| COMPITI RICHIESTI |
1) Ricopia dal brano sulla contestazione a Meloni il tratto che comincia dalle parole "Tra quanti hanno" e si ferma dopo le parole "simbolo della città.".
2) Secondo il brano sulla contestazione a Meloni, chi è il ministro dell'Interno che le ha telefonato per esprimerle solidarietà?

──────── BRANO SCELTO

L'auto è stata  circondata dai manifestanti: il veicolo, che era protetto dalle forze dell'ordine, è comunque riuscito a partire alla volta di Pontedera (Pisa), altra tappa toscana per Meloni. Secondo quanto spiegato da Fdi sarebbero stati tirati calci alla macchina.

Tra quanti hanno preso parte alla contestazione, secondo quanto appreso, ci sarebbero persone appartenenti all'area antagonista. 

Al suo passaggio hanno i contestatori hanno ntonato le note di 'Bella ciao' accompagnate da cori come 'Livorno antifascista' e da striscioni e cartelli con scritto 'Livorno i fascisti non li vuole. Meloni vattene!". Uno degli striscioni era stato appeso anche alla Fortezza Nuova, tra i monumenti simbolo della città.

La candidata di Fratelli d'Italia ha reagito accennando una specie di balletto al ritmo dei cori. "Loro sono questi" ha detto riprendendo i contestatori con il telefonino. 

La solidarietà di Minniti e dell'intero mondo politico
Il ministro dell'Interno, Marco Minniti, ha telefonato a Giorgia Meloni per esprimere "la propria solidarietà e l'impegno a garantire tutti gli spazi di libera espressione democratica nel nostro Paese". E solidarietà alla leader di Fratelli d'Italia è stata espressa da moltissimi esponenti di ogni schieramento politico.

────────────────
──────── ELENCO DATI

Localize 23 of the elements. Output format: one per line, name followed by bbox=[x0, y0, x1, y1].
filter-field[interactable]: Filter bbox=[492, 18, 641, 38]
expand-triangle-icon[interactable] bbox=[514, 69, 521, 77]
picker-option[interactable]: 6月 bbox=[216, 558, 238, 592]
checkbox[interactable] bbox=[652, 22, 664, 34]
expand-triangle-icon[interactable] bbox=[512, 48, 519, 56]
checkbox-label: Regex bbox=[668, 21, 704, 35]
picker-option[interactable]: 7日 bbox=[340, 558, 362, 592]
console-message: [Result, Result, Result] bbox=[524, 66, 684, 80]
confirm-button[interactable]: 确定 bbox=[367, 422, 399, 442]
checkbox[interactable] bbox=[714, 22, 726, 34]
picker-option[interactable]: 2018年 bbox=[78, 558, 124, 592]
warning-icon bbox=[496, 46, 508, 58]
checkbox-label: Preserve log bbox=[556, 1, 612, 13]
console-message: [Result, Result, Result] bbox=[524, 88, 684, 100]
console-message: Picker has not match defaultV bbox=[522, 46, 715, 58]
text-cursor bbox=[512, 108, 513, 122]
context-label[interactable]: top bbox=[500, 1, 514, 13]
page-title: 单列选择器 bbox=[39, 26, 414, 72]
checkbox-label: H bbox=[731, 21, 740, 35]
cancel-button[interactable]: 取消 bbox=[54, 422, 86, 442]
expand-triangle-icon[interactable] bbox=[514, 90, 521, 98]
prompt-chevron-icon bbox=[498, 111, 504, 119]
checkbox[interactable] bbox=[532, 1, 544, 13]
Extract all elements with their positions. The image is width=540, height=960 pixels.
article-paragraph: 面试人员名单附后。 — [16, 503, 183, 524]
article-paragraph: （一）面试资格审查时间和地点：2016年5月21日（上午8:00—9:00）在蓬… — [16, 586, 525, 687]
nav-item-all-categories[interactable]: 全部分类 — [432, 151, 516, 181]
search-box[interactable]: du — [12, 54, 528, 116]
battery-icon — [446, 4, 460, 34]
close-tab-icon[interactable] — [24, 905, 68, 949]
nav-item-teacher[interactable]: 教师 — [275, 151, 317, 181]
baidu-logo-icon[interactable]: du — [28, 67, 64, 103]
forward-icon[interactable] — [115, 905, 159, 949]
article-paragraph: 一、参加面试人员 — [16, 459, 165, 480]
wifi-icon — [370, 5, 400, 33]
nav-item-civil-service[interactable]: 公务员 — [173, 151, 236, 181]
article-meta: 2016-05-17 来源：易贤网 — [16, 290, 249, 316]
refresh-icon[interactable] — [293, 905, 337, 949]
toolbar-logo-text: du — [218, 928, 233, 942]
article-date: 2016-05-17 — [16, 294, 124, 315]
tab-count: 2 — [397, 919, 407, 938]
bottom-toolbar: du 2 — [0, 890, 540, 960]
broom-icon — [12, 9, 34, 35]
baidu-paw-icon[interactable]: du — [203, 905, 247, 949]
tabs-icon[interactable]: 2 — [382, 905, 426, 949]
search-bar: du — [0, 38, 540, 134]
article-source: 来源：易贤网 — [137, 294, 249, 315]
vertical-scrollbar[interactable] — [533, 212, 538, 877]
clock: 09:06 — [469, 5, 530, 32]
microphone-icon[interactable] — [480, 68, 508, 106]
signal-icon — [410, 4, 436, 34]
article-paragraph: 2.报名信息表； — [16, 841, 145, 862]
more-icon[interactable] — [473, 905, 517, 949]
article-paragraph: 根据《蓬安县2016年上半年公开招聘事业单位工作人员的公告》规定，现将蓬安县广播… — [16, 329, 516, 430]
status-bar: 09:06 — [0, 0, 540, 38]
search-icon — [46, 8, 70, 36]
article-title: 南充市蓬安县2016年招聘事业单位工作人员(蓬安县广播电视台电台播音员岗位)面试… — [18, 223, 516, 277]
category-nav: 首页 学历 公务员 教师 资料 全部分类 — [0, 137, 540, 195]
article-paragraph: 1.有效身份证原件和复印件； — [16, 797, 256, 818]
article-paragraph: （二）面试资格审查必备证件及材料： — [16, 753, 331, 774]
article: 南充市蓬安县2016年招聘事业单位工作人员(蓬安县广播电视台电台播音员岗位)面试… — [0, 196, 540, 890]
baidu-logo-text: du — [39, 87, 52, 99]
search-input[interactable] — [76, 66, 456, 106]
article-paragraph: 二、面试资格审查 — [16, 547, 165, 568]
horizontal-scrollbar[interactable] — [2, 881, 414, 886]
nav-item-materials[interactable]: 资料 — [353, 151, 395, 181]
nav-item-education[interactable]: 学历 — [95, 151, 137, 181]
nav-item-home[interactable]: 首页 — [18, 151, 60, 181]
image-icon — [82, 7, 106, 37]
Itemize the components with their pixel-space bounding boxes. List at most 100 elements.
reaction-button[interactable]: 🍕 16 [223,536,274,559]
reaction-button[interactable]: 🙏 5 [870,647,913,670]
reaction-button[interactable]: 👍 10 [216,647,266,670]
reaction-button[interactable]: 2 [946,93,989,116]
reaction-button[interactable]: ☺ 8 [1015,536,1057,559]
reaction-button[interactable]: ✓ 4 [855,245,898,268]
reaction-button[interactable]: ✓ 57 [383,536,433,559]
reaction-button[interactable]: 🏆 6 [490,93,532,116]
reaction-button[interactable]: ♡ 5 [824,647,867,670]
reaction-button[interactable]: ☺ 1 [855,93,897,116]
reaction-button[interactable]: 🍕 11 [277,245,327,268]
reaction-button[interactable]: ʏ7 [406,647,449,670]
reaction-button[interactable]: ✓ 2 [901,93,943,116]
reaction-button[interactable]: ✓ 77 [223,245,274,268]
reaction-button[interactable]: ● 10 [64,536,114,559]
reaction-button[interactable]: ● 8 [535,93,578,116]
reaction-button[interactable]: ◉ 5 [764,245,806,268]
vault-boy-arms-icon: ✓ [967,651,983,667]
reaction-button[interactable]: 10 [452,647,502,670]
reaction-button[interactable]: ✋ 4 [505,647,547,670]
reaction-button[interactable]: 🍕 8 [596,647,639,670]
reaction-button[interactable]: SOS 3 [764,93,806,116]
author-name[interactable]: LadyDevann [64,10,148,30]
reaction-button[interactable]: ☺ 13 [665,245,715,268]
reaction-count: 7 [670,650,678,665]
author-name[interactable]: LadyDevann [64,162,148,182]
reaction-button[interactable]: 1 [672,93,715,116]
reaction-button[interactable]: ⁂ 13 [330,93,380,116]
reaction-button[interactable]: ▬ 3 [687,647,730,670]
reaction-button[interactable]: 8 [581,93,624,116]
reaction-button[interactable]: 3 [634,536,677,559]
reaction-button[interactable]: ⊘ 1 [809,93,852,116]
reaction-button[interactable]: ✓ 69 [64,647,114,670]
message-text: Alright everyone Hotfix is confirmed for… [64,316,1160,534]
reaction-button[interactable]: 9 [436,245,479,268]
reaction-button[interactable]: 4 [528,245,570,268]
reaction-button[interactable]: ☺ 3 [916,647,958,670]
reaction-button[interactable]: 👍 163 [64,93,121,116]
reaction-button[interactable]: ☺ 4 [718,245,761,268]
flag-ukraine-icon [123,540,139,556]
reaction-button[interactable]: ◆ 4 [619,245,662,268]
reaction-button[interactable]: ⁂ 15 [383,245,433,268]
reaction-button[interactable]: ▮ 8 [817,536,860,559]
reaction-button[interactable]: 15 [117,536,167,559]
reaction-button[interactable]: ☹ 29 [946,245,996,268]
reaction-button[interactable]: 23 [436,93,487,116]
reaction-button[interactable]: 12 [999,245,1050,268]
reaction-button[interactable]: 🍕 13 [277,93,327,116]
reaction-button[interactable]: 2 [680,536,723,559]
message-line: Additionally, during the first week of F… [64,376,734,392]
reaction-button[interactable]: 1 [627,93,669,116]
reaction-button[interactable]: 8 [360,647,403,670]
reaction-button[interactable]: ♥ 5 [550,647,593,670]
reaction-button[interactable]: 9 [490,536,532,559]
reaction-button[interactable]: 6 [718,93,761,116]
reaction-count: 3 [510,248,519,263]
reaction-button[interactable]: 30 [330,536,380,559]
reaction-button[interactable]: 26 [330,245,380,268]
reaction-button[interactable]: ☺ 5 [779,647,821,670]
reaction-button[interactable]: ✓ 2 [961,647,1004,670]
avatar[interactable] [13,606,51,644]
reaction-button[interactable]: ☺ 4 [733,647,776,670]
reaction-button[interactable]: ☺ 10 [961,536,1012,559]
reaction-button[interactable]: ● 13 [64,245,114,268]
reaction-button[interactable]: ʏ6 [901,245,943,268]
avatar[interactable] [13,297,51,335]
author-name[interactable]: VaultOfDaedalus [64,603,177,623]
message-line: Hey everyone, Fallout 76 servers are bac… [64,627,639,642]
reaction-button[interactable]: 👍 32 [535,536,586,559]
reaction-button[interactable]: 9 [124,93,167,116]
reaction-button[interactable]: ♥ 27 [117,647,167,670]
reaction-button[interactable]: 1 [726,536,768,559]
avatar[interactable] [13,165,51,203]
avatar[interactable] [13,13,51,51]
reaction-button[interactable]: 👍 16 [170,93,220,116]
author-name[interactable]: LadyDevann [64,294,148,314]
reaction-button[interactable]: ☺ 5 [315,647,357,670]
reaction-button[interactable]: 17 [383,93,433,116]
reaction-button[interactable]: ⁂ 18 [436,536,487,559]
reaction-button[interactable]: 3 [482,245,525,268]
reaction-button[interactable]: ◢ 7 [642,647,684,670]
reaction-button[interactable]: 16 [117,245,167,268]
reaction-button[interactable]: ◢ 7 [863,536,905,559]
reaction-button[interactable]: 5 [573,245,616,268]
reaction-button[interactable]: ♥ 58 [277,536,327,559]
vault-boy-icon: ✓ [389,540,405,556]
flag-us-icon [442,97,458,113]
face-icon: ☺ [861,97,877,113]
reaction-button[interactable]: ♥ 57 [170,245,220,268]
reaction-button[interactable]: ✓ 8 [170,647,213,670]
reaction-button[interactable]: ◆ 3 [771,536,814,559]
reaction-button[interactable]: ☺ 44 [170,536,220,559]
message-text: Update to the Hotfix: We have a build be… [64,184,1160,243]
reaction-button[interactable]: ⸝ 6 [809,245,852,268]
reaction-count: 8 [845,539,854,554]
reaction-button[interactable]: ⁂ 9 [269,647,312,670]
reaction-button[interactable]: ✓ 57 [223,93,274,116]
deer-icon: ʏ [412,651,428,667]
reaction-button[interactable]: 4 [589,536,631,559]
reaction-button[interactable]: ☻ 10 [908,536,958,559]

────────────────

| RISPOSTE PER PUNTO |
1)
Tra quanti hanno preso parte alla contestazione, secondo quanto appreso, ci sarebbero persone appartenenti all'area antagonista. 

Al suo passaggio hanno i contestatori hanno ntonato le note di 'Bella ciao' accompagnate da cori come 'Livorno antifascista' e da striscioni e cartelli con scritto 'Livorno i fascisti non li vuole. Meloni vattene!". Uno degli striscioni era stato appeso anche alla Fortezza Nuova, tra i monumenti simbolo della città.

2) Marco Minniti.